#### [Problem to solve]
Write the listing out again, all of it, word for word.

#### [Record extracts]
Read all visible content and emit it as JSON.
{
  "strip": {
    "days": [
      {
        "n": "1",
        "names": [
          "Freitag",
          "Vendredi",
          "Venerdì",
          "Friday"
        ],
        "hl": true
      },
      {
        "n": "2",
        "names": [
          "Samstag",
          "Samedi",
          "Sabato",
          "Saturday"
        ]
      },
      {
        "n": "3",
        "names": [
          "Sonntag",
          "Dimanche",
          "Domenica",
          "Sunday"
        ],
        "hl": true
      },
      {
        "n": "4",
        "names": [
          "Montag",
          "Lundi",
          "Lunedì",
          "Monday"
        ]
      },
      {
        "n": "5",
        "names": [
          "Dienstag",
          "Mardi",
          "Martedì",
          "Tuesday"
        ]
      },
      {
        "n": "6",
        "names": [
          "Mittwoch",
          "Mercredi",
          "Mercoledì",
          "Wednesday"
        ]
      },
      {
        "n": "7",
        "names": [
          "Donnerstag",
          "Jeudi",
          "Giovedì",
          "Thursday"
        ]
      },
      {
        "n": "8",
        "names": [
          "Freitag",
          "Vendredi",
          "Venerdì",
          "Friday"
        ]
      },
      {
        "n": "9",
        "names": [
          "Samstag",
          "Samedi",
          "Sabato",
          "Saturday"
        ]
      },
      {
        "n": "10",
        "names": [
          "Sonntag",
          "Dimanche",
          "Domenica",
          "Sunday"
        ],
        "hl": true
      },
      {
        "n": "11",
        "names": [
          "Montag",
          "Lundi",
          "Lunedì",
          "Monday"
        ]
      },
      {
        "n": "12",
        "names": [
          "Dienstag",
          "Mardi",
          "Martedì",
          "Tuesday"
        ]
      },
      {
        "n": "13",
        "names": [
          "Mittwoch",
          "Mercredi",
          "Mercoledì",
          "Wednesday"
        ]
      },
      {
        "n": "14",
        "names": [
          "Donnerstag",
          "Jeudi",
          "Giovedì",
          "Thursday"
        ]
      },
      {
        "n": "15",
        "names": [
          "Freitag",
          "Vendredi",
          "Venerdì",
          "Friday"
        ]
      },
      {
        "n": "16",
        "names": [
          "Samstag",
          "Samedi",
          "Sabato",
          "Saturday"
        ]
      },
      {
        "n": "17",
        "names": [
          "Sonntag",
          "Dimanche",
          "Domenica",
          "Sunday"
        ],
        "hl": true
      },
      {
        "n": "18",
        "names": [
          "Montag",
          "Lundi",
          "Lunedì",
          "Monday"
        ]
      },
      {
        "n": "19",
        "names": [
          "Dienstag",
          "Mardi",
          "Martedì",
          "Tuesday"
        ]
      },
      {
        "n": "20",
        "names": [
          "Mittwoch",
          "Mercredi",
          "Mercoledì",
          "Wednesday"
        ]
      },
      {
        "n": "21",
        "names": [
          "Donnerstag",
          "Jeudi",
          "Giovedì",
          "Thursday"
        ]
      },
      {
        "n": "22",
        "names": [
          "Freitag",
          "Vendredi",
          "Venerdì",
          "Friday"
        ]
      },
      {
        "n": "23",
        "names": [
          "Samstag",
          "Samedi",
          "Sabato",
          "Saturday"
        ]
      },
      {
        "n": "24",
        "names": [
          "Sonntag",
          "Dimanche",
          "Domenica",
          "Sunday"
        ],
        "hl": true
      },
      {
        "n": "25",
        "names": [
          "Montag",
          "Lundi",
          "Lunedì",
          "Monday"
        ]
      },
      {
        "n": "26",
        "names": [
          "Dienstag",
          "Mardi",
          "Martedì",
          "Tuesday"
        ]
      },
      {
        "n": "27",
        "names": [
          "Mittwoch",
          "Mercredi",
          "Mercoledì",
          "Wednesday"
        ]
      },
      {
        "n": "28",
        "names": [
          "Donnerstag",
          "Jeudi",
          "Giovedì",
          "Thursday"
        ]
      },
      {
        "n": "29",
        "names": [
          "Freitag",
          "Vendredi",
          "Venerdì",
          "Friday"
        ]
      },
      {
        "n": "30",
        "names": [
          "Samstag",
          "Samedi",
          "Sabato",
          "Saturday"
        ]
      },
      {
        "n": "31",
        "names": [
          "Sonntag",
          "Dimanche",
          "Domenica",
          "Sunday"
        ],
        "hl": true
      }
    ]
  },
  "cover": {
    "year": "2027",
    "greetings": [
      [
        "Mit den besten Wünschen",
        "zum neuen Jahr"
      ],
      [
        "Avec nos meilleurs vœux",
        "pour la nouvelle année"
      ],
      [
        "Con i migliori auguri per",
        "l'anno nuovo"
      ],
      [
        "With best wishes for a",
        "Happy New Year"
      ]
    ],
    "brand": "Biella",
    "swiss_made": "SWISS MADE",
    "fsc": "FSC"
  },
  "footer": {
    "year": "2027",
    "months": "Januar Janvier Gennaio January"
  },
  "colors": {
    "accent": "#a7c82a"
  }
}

#### [Final result]
Read all visible content and emit it as JSON.
{
  "strip": {
    "days": [
      {
        "n": "1",
        "names": [
          "Freitag",
          "Vendredi",
          "Venerdì",
          "Friday"
        ],
        "hl": true
      },
      {
        "n": "2",
        "names": [
          "Samstag",
          "Samedi",
          "Sabato",
          "Saturday"
        ]
      },
      {
        "n": "3",
        "names": [
          "Sonntag",
          "Dimanche",
          "Domenica",
          "Sunday"
        ],
        "hl": true
      },
      {
        "n": "4",
        "names": [
          "Montag",
          "Lundi",
          "Lunedì",
          "Monday"
        ]
      },
      {
        "n": "5",
        "names": [
          "Dienstag",
          "Mardi",
          "Martedì",
          "Tuesday"
        ]
      },
      {
        "n": "6",
        "names": [
          "Mittwoch",
          "Mercredi",
          "Mercoledì",
          "Wednesday"
        ]
      },
      {
        "n": "7",
        "names": [
          "Donnerstag",
          "Jeudi",
          "Giovedì",
          "Thursday"
        ]
      },
      {
        "n": "8",
        "names": [
          "Freitag",
          "Vendredi",
          "Venerdì",
          "Friday"
        ]
      },
      {
        "n": "9",
        "names": [
          "Samstag",
          "Samedi",
          "Sabato",
          "Saturday"
        ]
      },
      {
        "n": "10",
        "names": [
          "Sonntag",
          "Dimanche",
          "Domenica",
          "Sunday"
        ],
        "hl": true
      },
      {
        "n": "11",
        "names": [
          "Montag",
          "Lundi",
          "Lunedì",
          "Monday"
        ]
      },
      {
        "n": "12",
        "names": [
          "Dienstag",
          "Mardi",
          "Martedì",
          "Tuesday"
        ]
      },
      {
        "n": "13",
        "names": [
          "Mittwoch",
          "Mercredi",
          "Mercoledì",
          "Wednesday"
        ]
      },
      {
        "n": "14",
        "names": [
          "Donnerstag",
          "Jeudi",
          "Giovedì",
          "Thursday"
        ]
      },
      {
        "n": "15",
        "names": [
          "Freitag",
          "Vendredi",
          "Venerdì",
          "Friday"
        ]
      },
      {
        "n": "16",
        "names": [
          "Samstag",
          "Samedi",
          "Sabato",
          "Saturday"
        ]
      },
      {
        "n": "17",
        "names": [
          "Sonntag",
          "Dimanche",
          "Domenica",
          "Sunday"
        ],
        "hl": true
      },
      {
        "n": "18",
        "names": [
          "Montag",
          "Lundi",
          "Lunedì",
          "Monday"
        ]
      },
      {
        "n": "19",
        "names": [
          "Dienstag",
          "Mardi",
          "Martedì",
          "Tuesday"
        ]
      },
      {
        "n": "20",
        "names": [
          "Mittwoch",
          "Mercredi",
          "Mercoledì",
          "Wednesday"
        ]
      },
      {
        "n": "21",
        "names": [
          "Donnerstag",
          "Jeudi",
          "Giovedì",
          "Thursday"
        ]
      },
      {
        "n": "22",
        "names": [
          "Freitag",
          "Vendredi",
          "Venerdì",
          "Friday"
        ]
      },
      {
        "n": "23",
        "names": [
          "Samstag",
          "Samedi",
          "Sabato",
          "Saturday"
        ]
      },
      {
        "n": "24",
        "names": [
          "Sonntag",
          "Dimanche",
          "Domenica",
          "Sunday"
        ],
        "hl": true
      },
      {
        "n": "25",
        "names": [
          "Montag",
          "Lundi",
          "Lunedì",
          "Monday"
        ]
      },
      {
        "n": "26",
        "names": [
          "Dienstag",
          "Mardi",
          "Martedì",
          "Tuesday"
        ]
      },
      {
        "n": "27",
        "names": [
          "Mittwoch",
          "Mercredi",
          "Mercoledì",
          "Wednesday"
        ]
      },
      {
        "n": "28",
        "names": [
          "Donnerstag",
          "Jeudi",
          "Giovedì",
          "Thursday"
        ]
      },
      {
        "n": "29",
        "names": [
          "Freitag",
          "Vendredi",
          "Venerdì",
          "Friday"
        ]
      },
      {
        "n": "30",
        "names": [
          "Samstag",
          "Samedi",
          "Sabato",
          "Saturday"
        ]
      },
      {
        "n": "31",
        "names": [
          "Sonntag",
          "Dimanche",
          "Domenica",
          "Sunday"
        ],
        "hl": true
      }
    ]
  },
  "cover": {
    "year": "2027",
    "greetings": [
      [
        "Mit den besten Wünschen",
        "zum neuen Jahr"
      ],
      [
        "Avec nos meilleurs vœux",
        "pour la nouvelle année"
      ],
      [
        "Con i migliori auguri per",
        "l'anno nuovo"
      ],
      [
        "With best wishes for a",
        "Happy New Year"
      ]
    ],
    "brand": "Biella",
    "swiss_made": "SWISS MADE",
    "fsc": "FSC"
  },
  "footer": {
    "year": "2027",
    "months": "Januar Janvier Gennaio January"
  },
  "colors": {
    "accent": "#a7c82a"
  }
}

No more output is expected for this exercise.